>> begin

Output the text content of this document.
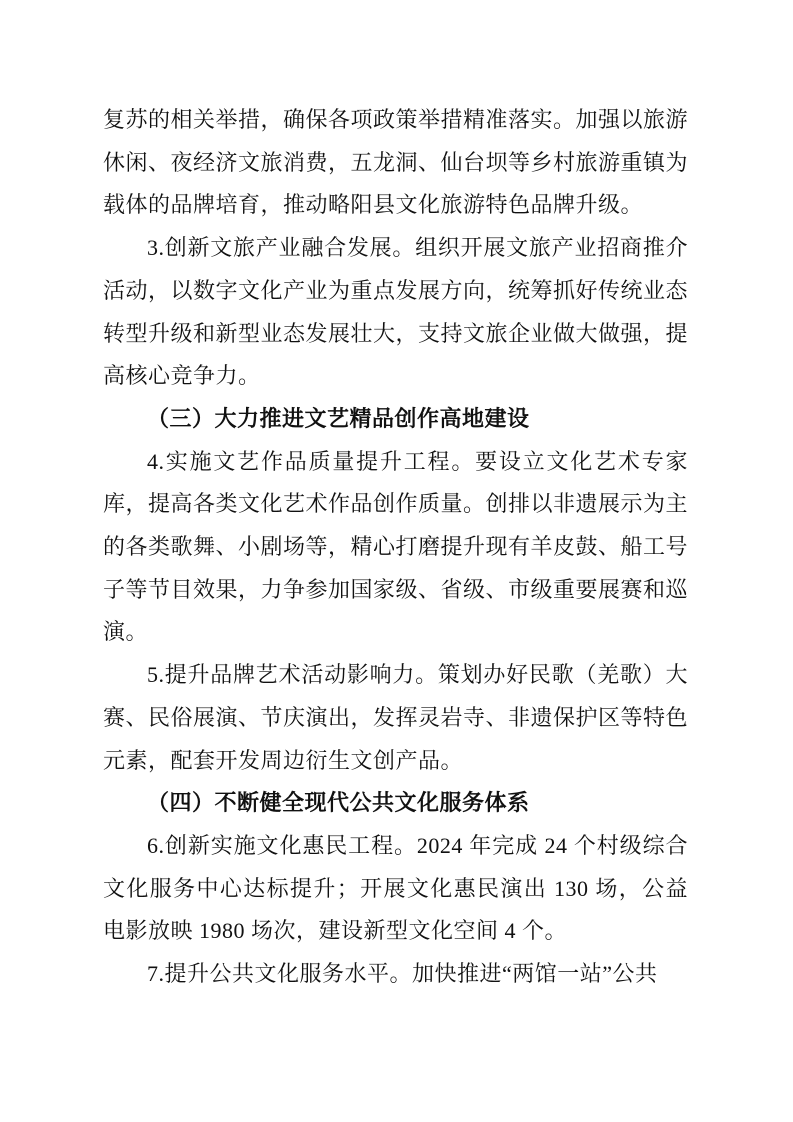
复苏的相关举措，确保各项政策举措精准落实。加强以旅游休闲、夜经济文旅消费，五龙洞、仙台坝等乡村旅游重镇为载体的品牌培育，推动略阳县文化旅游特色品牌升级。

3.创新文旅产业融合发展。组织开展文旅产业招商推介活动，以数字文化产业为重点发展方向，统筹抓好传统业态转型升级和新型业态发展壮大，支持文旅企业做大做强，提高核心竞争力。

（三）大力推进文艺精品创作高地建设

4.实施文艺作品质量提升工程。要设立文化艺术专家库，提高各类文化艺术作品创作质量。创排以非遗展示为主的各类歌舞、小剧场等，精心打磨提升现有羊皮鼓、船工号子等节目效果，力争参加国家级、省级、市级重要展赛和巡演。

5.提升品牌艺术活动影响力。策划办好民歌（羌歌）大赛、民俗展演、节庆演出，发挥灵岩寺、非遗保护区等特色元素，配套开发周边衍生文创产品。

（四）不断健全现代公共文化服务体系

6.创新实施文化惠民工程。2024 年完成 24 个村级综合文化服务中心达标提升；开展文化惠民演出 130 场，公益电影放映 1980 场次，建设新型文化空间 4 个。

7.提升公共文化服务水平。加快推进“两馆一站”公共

>> end
>> begin

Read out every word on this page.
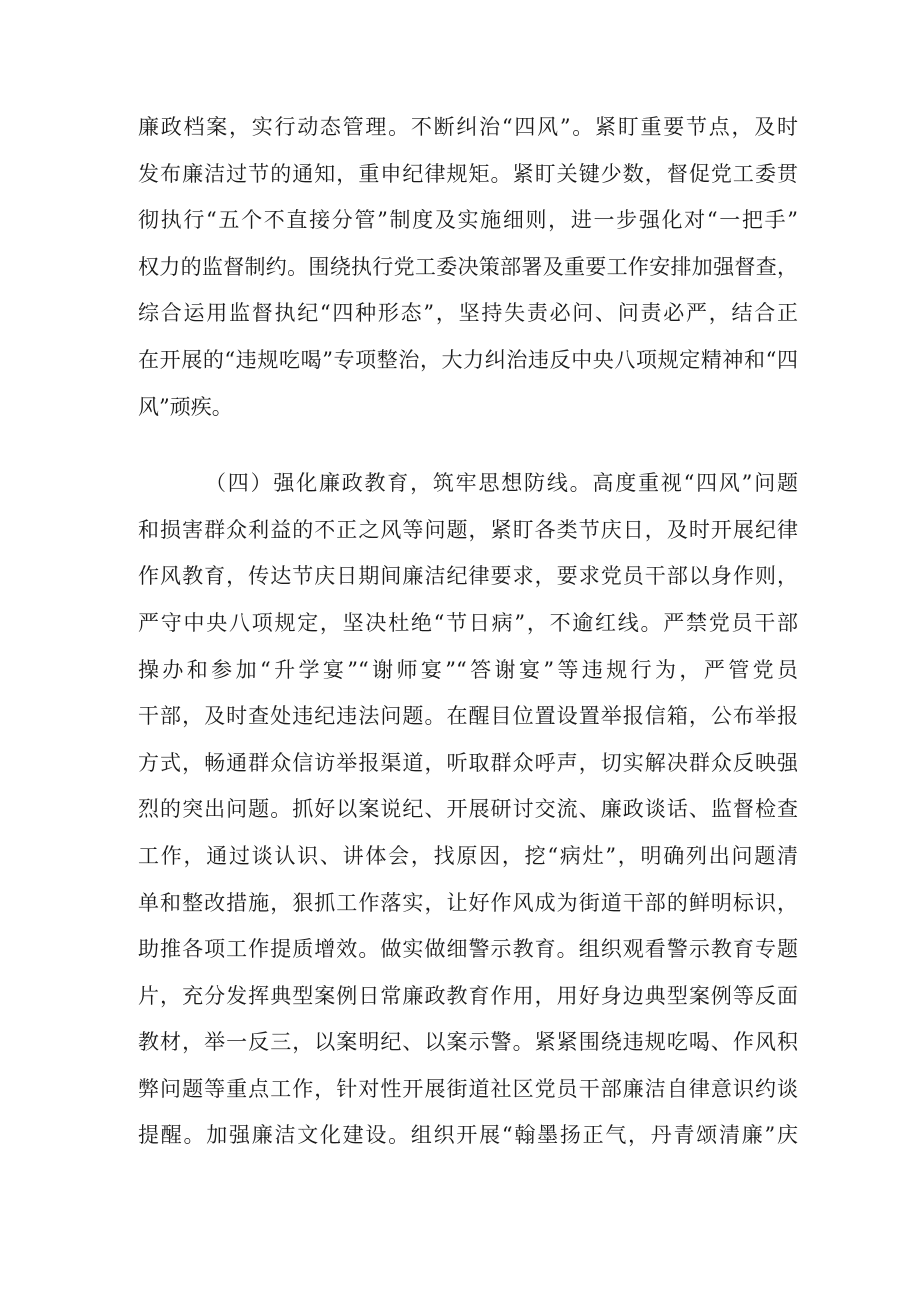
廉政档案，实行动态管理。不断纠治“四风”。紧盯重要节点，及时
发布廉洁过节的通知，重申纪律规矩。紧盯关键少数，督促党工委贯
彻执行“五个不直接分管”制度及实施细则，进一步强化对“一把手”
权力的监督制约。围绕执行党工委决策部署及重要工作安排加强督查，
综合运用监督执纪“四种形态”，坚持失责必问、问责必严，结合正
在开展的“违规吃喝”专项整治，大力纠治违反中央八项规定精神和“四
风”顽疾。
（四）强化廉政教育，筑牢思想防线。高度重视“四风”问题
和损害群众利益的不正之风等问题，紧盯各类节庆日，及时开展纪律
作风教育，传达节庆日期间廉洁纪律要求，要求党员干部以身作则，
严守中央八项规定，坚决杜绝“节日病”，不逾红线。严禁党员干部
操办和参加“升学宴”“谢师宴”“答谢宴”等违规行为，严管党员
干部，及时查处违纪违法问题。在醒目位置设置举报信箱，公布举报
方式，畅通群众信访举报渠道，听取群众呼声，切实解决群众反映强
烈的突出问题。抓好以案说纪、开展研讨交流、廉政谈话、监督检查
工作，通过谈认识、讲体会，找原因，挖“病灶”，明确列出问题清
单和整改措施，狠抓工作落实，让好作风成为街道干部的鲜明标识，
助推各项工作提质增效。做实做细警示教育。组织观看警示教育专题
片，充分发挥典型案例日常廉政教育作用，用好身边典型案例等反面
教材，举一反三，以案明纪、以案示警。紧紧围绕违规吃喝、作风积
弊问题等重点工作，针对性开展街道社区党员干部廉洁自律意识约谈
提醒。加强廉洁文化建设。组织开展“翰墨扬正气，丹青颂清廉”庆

>> end

## What you are asked to do
Write down every line of the data above that includes the string "this".

## Response
Output the text content of this document.
Read out every word on this page.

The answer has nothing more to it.